→ **依頼 1**
日本と中国人の購買を論じた本文抜粋で、筆者がテニスラケットを買いに行った店はどこか。
→ **依頼 2**
日本と中国人の購買を論じた本文抜粋を、最後の行の直後から書き継いでください。
──────── 本文抜粋 ────────
世界は日本を買いつづけるだろうか?
平日の昼下がり、テニスラケットを買いに、梅田のテニス専門店にいった。店内は混在している。海外の人、とりわけ中国からお客さまが多い。店の人を探すも、全員、接客している。お客さまの中国人は、店員のテニスラケットの説明をスマホで誰かに伝えている
ライブ配信で紹介販売する中国のライブコマースなのか、中国にいる普通の観光客なのか分からないが、なぜ日本にいる中国人のスマホを通じて日本人の販売員の説明を聴き、中国にいる中国人が買うのだろうか?為替レートで割安なこともあるが、それだけではないだろう
1 中国人が知っていた日本の強み
中国人は日本に来て
iPhoneを
日本のiPhoneショップで買った
マクドナルドも
日本のマクドナルドで
食べることに、意味がある
とコロナ禍前に言っていた
日本のマクドナルドは
「洗練」されているので
アメリカのマクドナルドではなく
日本のマクドナルドで食べることに
価値があると
中国の友人がいっていた
セブンイレブンもマクドナルドも
アメリカ発であるが
日本の経営が入ることで
「洗練」されて成長したことを
中国人は知っていた
ナイキも
オニツカタイガーの
アメリカ販売委託契約店から
スタートしていることも
レッドブルも
リポビタンDからヒントを得たということも
中国の多くの人は知っていた
もっと中国人は知っている
サーティーワンアイスクリームも
ミスタードーナツも
マックスファクターもみんな
「Japan Made」であり
日本で「本物」になったということを
それは海外のモノの物真似
では決してなかったことを
今はそうではないことが
増えている
2 日本的なものの正体は「フィルタリング」
日本は、海外から入ってきた
モノ、コト、技術を
日本人の感性によって
磨きあげ
洗練さ、心地よいものへと
進化させてきた
中国で製造したiPhoneなのに
中国人は日本の店で買った
中国の人からすれば
「日本にあること」
──────── データ抜粋 ────────
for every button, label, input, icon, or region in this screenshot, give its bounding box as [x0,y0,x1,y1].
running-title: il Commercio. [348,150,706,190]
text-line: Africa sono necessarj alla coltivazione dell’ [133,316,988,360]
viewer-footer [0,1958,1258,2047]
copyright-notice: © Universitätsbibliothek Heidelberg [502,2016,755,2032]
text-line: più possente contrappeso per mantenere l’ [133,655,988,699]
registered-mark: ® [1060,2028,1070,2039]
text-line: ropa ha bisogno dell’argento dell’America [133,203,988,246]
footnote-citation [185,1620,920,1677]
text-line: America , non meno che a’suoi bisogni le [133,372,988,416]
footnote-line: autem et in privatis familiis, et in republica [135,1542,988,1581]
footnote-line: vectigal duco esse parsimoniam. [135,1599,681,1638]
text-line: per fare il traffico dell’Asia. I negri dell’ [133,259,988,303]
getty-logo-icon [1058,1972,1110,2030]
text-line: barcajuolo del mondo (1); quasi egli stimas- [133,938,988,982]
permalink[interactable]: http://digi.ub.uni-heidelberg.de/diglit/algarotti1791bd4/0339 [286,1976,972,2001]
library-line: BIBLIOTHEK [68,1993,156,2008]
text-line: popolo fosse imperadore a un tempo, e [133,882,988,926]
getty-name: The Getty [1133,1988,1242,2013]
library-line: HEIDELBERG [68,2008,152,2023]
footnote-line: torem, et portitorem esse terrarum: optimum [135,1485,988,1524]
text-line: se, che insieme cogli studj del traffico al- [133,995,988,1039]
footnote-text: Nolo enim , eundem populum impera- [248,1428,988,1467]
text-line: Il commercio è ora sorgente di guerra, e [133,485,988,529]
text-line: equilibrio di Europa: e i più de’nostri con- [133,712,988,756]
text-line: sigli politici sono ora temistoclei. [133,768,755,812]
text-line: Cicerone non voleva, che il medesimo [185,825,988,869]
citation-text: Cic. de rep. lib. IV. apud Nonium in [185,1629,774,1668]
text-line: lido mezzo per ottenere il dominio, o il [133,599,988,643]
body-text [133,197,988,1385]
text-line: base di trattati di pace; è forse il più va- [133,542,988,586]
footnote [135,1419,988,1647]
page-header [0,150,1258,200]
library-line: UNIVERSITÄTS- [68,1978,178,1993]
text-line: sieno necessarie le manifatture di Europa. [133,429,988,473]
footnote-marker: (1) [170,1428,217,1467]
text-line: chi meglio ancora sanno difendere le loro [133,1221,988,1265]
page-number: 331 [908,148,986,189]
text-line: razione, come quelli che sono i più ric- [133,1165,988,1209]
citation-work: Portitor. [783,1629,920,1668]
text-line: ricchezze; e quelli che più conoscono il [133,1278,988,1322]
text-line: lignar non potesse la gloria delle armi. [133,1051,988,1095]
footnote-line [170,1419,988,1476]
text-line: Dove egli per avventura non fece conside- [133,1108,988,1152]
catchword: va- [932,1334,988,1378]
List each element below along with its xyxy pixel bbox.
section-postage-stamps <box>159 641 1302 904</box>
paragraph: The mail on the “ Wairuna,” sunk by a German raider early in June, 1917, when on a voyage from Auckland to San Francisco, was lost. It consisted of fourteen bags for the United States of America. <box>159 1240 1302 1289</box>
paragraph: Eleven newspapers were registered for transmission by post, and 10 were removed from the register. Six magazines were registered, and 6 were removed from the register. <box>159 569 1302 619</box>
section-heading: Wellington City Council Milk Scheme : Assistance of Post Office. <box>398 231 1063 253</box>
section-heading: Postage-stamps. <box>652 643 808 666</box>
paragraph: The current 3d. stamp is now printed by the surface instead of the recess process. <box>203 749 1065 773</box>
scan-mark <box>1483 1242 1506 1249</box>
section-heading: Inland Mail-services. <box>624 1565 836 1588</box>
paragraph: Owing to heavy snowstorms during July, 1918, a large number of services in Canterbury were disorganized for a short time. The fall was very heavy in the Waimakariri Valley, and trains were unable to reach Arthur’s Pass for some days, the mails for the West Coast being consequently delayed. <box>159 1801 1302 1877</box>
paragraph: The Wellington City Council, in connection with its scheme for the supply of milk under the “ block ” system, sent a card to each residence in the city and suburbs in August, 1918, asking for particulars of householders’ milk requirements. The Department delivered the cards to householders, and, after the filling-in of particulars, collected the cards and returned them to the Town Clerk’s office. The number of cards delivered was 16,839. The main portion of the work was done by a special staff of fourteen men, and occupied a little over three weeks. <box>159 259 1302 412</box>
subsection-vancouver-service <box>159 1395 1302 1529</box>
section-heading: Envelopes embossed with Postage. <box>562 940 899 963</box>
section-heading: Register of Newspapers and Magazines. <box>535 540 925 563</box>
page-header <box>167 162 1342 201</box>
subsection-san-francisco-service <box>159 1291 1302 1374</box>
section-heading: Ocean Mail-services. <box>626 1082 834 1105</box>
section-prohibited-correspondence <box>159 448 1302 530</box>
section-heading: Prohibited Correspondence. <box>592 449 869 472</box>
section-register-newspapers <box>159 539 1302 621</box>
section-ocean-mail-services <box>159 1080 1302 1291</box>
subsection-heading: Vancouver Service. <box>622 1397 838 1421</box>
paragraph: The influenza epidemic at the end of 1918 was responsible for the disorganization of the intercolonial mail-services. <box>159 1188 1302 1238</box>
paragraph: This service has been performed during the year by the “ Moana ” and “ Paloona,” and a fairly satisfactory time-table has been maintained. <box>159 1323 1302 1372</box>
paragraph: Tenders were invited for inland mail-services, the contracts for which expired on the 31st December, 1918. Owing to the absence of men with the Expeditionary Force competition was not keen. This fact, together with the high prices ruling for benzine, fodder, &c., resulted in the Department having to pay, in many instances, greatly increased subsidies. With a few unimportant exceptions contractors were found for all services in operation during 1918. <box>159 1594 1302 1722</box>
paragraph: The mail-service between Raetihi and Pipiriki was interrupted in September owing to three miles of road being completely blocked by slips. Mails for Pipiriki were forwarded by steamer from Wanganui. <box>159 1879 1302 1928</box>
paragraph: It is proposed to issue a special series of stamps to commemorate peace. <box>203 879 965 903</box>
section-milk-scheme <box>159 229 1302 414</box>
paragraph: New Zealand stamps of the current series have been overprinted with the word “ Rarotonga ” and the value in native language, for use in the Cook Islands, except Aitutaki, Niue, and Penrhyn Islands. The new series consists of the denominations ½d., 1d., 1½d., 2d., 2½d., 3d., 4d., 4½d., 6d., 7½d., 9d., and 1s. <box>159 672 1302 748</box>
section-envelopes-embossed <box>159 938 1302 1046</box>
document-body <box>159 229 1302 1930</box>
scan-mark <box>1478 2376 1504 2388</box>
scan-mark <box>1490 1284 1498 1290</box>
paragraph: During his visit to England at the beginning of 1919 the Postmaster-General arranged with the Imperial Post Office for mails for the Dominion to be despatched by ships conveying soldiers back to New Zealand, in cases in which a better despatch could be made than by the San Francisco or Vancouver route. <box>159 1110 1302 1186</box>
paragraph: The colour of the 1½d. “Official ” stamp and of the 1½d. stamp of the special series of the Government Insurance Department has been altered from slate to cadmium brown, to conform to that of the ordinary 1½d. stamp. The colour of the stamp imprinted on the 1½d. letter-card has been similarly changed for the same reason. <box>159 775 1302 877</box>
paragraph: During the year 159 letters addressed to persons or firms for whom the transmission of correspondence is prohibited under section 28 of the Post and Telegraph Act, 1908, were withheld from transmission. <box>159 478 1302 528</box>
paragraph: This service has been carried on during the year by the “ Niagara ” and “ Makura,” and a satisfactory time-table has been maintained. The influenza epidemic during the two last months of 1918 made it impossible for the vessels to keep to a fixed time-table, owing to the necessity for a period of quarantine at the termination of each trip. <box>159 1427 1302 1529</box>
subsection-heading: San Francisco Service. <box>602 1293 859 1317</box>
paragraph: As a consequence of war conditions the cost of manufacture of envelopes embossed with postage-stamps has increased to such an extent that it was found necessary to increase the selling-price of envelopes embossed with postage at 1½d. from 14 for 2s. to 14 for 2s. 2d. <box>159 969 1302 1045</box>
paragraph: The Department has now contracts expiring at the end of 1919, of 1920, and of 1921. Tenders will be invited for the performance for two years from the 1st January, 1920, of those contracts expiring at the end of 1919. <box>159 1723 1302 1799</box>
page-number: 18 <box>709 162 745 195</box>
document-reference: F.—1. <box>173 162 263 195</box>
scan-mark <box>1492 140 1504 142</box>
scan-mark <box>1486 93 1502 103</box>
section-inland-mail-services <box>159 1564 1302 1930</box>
────────
→ **回答 1**
梅田のテニス専門店。

→ **回答 2**
「日本で売っていること」
「日本で買うこと」
に意味があった
それはかつて
日本人がブランドの洋服や鞄が
日本の店にもあるのに
わざわざイタリアやフランスや英国に
買いに行っていた行動と似ていた
中国やアジアの人々にとって
日本に置かれている「もの」は
自国と同じ「もの」ではない
と見えた
だから買った
日本の店に、それが
並べられているということは
日本人の価値観という「フィルター」で
選ばれたものだったから
日本人の「フィルタリング」がかかり
ブラッシュアップ、磨きあげられて
店に並べられているのだと
思っていたから
受けとめたから
これらの日本的感性・感覚は
目に見えないもの
だれかに教えられたわけではなく
日本人が日常生活のなかで身につけてきた
ものだった
「デザイン」とか「美的センス」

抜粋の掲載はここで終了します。